## begin

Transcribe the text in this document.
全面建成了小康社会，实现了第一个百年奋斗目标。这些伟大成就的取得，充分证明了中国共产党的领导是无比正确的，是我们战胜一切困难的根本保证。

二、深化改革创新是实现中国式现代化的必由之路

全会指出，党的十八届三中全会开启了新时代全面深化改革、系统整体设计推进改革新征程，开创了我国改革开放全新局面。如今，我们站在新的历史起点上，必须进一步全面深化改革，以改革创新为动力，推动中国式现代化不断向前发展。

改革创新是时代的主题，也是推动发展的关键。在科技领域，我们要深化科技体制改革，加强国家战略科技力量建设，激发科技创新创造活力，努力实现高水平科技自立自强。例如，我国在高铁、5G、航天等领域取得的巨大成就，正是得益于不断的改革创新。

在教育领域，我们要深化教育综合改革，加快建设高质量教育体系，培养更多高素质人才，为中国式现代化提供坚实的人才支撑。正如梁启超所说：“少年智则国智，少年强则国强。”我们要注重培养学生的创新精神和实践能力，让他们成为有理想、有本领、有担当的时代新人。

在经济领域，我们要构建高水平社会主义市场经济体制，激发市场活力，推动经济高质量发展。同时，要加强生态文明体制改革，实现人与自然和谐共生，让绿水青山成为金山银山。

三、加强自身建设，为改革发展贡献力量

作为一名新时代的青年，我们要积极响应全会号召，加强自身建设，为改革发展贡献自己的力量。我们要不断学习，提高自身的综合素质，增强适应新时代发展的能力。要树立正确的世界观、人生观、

## end

Every entry must be quoted exactly as it appears above.

ANSWER IN FULL ::
Transcribe the text in this document.
全面建成了小康社会，实现了第一个百年奋斗目标。这些伟大成就的取得，充分证明了中国共产党的领导是无比正确的，是我们战胜一切困难的根本保证。

二、深化改革创新是实现中国式现代化的必由之路

全会指出，党的十八届三中全会开启了新时代全面深化改革、系统整体设计推进改革新征程，开创了我国改革开放全新局面。如今，我们站在新的历史起点上，必须进一步全面深化改革，以改革创新为动力，推动中国式现代化不断向前发展。

改革创新是时代的主题，也是推动发展的关键。在科技领域，我们要深化科技体制改革，加强国家战略科技力量建设，激发科技创新创造活力，努力实现高水平科技自立自强。例如，我国在高铁、5G、航天等领域取得的巨大成就，正是得益于不断的改革创新。

在教育领域，我们要深化教育综合改革，加快建设高质量教育体系，培养更多高素质人才，为中国式现代化提供坚实的人才支撑。正如梁启超所说：“少年智则国智，少年强则国强。”我们要注重培养学生的创新精神和实践能力，让他们成为有理想、有本领、有担当的时代新人。

在经济领域，我们要构建高水平社会主义市场经济体制，激发市场活力，推动经济高质量发展。同时，要加强生态文明体制改革，实现人与自然和谐共生，让绿水青山成为金山银山。

三、加强自身建设，为改革发展贡献力量

作为一名新时代的青年，我们要积极响应全会号召，加强自身建设，为改革发展贡献自己的力量。我们要不断学习，提高自身的综合素质，增强适应新时代发展的能力。要树立正确的世界观、人生观、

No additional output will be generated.